Data to process:

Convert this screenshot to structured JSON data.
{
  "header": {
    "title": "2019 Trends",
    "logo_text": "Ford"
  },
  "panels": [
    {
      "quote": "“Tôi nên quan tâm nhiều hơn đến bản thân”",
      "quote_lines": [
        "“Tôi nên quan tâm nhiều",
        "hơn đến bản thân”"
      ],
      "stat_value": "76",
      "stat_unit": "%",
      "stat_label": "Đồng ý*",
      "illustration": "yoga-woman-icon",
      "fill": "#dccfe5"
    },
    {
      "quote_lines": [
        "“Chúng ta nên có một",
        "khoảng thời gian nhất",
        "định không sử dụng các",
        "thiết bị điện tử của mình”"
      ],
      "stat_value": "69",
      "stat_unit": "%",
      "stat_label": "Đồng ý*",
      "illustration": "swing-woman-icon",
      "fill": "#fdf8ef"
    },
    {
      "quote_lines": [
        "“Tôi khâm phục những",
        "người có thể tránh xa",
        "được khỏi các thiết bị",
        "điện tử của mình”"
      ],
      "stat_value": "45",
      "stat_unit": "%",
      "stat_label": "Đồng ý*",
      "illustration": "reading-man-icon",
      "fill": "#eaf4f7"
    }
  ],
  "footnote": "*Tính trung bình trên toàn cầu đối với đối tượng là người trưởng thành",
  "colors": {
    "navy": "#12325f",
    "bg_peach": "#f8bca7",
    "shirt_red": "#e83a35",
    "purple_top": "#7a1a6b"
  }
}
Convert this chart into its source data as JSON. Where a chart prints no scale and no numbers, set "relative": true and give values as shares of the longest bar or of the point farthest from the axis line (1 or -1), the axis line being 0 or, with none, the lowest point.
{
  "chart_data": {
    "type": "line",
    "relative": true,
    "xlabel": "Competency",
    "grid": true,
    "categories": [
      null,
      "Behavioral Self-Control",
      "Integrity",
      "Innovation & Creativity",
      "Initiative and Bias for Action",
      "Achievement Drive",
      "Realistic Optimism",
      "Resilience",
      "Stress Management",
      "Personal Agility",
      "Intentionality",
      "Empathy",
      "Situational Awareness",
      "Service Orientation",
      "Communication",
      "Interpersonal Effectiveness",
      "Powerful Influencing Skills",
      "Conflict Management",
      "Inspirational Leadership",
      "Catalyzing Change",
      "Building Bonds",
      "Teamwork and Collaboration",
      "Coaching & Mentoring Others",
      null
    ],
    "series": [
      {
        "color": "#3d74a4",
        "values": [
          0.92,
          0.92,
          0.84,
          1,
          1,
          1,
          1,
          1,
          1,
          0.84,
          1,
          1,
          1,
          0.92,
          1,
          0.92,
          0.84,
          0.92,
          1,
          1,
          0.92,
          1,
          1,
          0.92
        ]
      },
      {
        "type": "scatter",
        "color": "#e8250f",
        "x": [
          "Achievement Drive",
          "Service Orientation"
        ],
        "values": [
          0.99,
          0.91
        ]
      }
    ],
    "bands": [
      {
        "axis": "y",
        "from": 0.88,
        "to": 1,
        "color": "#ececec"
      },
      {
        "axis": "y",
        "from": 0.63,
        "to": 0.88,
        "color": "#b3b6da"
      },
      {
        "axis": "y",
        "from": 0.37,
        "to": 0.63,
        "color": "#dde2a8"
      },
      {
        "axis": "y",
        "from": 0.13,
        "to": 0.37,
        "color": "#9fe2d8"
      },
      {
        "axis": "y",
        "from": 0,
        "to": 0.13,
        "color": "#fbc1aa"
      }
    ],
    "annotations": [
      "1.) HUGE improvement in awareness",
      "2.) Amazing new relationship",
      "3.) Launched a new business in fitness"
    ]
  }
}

Task requirements:
From the records above, extract every entry exactly as given.

Result:
Convert this screenshot to structured JSON data.
{
  "header": {
    "title": "2019 Trends",
    "logo_text": "Ford"
  },
  "panels": [
    {
      "quote": "“Tôi nên quan tâm nhiều hơn đến bản thân”",
      "quote_lines": [
        "“Tôi nên quan tâm nhiều",
        "hơn đến bản thân”"
      ],
      "stat_value": "76",
      "stat_unit": "%",
      "stat_label": "Đồng ý*",
      "illustration": "yoga-woman-icon",
      "fill": "#dccfe5"
    },
    {
      "quote_lines": [
        "“Chúng ta nên có một",
        "khoảng thời gian nhất",
        "định không sử dụng các",
        "thiết bị điện tử của mình”"
      ],
      "stat_value": "69",
      "stat_unit": "%",
      "stat_label": "Đồng ý*",
      "illustration": "swing-woman-icon",
      "fill": "#fdf8ef"
    },
    {
      "quote_lines": [
        "“Tôi khâm phục những",
        "người có thể tránh xa",
        "được khỏi các thiết bị",
        "điện tử của mình”"
      ],
      "stat_value": "45",
      "stat_unit": "%",
      "stat_label": "Đồng ý*",
      "illustration": "reading-man-icon",
      "fill": "#eaf4f7"
    }
  ],
  "footnote": "*Tính trung bình trên toàn cầu đối với đối tượng là người trưởng thành",
  "colors": {
    "navy": "#12325f",
    "bg_peach": "#f8bca7",
    "shirt_red": "#e83a35",
    "purple_top": "#7a1a6b"
  }
}
Convert this chart into its source data as JSON. Where a chart prints no scale and no numbers, set "relative": true and give values as shares of the longest bar or of the point farthest from the axis line (1 or -1), the axis line being 0 or, with none, the lowest point.
{
  "chart_data": {
    "type": "line",
    "relative": true,
    "xlabel": "Competency",
    "grid": true,
    "categories": [
      null,
      "Behavioral Self-Control",
      "Integrity",
      "Innovation & Creativity",
      "Initiative and Bias for Action",
      "Achievement Drive",
      "Realistic Optimism",
      "Resilience",
      "Stress Management",
      "Personal Agility",
      "Intentionality",
      "Empathy",
      "Situational Awareness",
      "Service Orientation",
      "Communication",
      "Interpersonal Effectiveness",
      "Powerful Influencing Skills",
      "Conflict Management",
      "Inspirational Leadership",
      "Catalyzing Change",
      "Building Bonds",
      "Teamwork and Collaboration",
      "Coaching & Mentoring Others",
      null
    ],
    "series": [
      {
        "color": "#3d74a4",
        "values": [
          0.92,
          0.92,
          0.84,
          1,
          1,
          1,
          1,
          1,
          1,
          0.84,
          1,
          1,
          1,
          0.92,
          1,
          0.92,
          0.84,
          0.92,
          1,
          1,
          0.92,
          1,
          1,
          0.92
        ]
      },
      {
        "type": "scatter",
        "color": "#e8250f",
        "x": [
          "Achievement Drive",
          "Service Orientation"
        ],
        "values": [
          0.99,
          0.91
        ]
      }
    ],
    "bands": [
      {
        "axis": "y",
        "from": 0.88,
        "to": 1,
        "color": "#ececec"
      },
      {
        "axis": "y",
        "from": 0.63,
        "to": 0.88,
        "color": "#b3b6da"
      },
      {
        "axis": "y",
        "from": 0.37,
        "to": 0.63,
        "color": "#dde2a8"
      },
      {
        "axis": "y",
        "from": 0.13,
        "to": 0.37,
        "color": "#9fe2d8"
      },
      {
        "axis": "y",
        "from": 0,
        "to": 0.13,
        "color": "#fbc1aa"
      }
    ],
    "annotations": [
      "1.) HUGE improvement in awareness",
      "2.) Amazing new relationship",
      "3.) Launched a new business in fitness"
    ]
  }
}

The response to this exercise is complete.